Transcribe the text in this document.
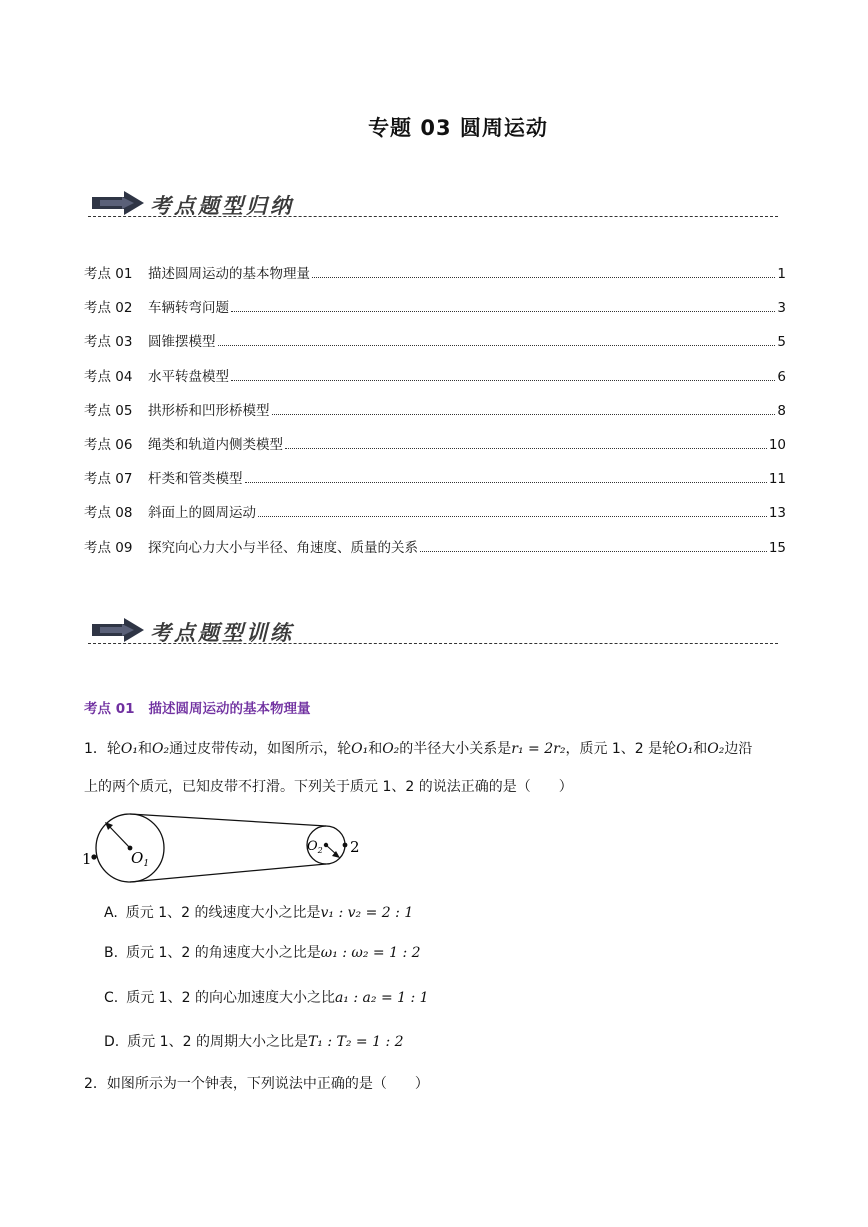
专题 03 圆周运动
考点题型归纳
考点 01	描述圆周运动的基本物理量	1
考点 02	车辆转弯问题	3
考点 03	圆锥摆模型	5
考点 04	水平转盘模型	6
考点 05	拱形桥和凹形桥模型	8
考点 06	绳类和轨道内侧类模型	10
考点 07	杆类和管类模型	11
考点 08	斜面上的圆周运动	13
考点 09	探究向心力大小与半径、角速度、质量的关系	15
考点题型训练
考点 01 描述圆周运动的基本物理量
1．轮O₁和O₂通过皮带传动，如图所示，轮O₁和O₂的半径大小关系是r₁ = 2r₂，质元 1、2 是轮O₁和O₂边沿
上的两个质元，已知皮带不打滑。下列关于质元 1、2 的说法正确的是（　　）
1	$O_1$
$O_2$ 2
A. 质元 1、2 的线速度大小之比是v₁ : v₂ = 2 : 1
B. 质元 1、2 的角速度大小之比是ω₁ : ω₂ = 1 : 2
C. 质元 1、2 的向心加速度大小之比a₁ : a₂ = 1 : 1
D. 质元 1、2 的周期大小之比是T₁ : T₂ = 1 : 2
2．如图所示为一个钟表，下列说法中正确的是（　　）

○ ○ ○ ○ ○ ○ ○

**Directions:** Write out each entry exactly as given, omitting any picture.

**Full answer:**
Transcribe the text in this document.
专题 03 圆周运动
考点题型归纳
考点 01	描述圆周运动的基本物理量	1
考点 02	车辆转弯问题	3
考点 03	圆锥摆模型	5
考点 04	水平转盘模型	6
考点 05	拱形桥和凹形桥模型	8
考点 06	绳类和轨道内侧类模型	10
考点 07	杆类和管类模型	11
考点 08	斜面上的圆周运动	13
考点 09	探究向心力大小与半径、角速度、质量的关系	15
考点题型训练
考点 01 描述圆周运动的基本物理量
1．轮O₁和O₂通过皮带传动，如图所示，轮O₁和O₂的半径大小关系是r₁ = 2r₂，质元 1、2 是轮O₁和O₂边沿
上的两个质元，已知皮带不打滑。下列关于质元 1、2 的说法正确的是（　　）
1	$O_1$
$O_2$ 2
A. 质元 1、2 的线速度大小之比是v₁ : v₂ = 2 : 1
B. 质元 1、2 的角速度大小之比是ω₁ : ω₂ = 1 : 2
C. 质元 1、2 的向心加速度大小之比a₁ : a₂ = 1 : 1
D. 质元 1、2 的周期大小之比是T₁ : T₂ = 1 : 2
2．如图所示为一个钟表，下列说法中正确的是（　　）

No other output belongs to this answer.